**Exercise material**
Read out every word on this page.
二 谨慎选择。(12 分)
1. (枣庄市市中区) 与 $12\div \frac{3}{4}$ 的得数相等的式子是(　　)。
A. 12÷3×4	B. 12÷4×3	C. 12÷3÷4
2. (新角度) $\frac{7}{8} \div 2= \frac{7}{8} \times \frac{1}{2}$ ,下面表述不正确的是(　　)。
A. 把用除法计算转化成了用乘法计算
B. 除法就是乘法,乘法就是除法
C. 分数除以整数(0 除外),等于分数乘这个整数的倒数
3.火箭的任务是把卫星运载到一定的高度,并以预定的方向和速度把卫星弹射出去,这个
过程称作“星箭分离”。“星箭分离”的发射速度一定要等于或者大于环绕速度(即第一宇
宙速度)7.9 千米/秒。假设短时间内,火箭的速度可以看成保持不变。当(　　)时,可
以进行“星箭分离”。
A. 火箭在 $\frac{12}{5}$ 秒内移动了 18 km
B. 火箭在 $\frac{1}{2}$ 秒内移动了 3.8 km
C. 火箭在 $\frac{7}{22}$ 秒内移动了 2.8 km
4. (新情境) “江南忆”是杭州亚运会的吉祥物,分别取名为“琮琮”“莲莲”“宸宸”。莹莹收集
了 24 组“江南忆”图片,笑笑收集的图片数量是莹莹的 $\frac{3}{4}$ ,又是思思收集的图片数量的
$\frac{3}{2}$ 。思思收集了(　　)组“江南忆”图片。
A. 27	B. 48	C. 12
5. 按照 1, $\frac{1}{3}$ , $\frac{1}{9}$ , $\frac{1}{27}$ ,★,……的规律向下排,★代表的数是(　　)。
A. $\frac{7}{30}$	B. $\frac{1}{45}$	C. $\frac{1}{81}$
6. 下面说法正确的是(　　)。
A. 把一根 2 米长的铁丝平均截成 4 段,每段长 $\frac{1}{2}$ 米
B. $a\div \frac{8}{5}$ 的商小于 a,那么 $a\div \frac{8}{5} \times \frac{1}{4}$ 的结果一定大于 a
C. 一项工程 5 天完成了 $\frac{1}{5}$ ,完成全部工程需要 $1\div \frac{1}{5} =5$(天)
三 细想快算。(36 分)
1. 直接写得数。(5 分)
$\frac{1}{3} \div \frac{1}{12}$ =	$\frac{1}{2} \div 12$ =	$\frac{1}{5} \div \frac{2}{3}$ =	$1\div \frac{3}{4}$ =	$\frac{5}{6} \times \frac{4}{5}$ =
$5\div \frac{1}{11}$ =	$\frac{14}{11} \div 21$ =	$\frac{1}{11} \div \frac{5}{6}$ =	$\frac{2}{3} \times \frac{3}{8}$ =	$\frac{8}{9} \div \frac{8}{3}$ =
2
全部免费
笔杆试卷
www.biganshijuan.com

**Exercise task**
Using the listing above, show each line holding the string "星箭分离".

**Result for this task**
过程称作“星箭分离”。“星箭分离”的发射速度一定要等于或者大于环绕速度(即第一宇
以进行“星箭分离”。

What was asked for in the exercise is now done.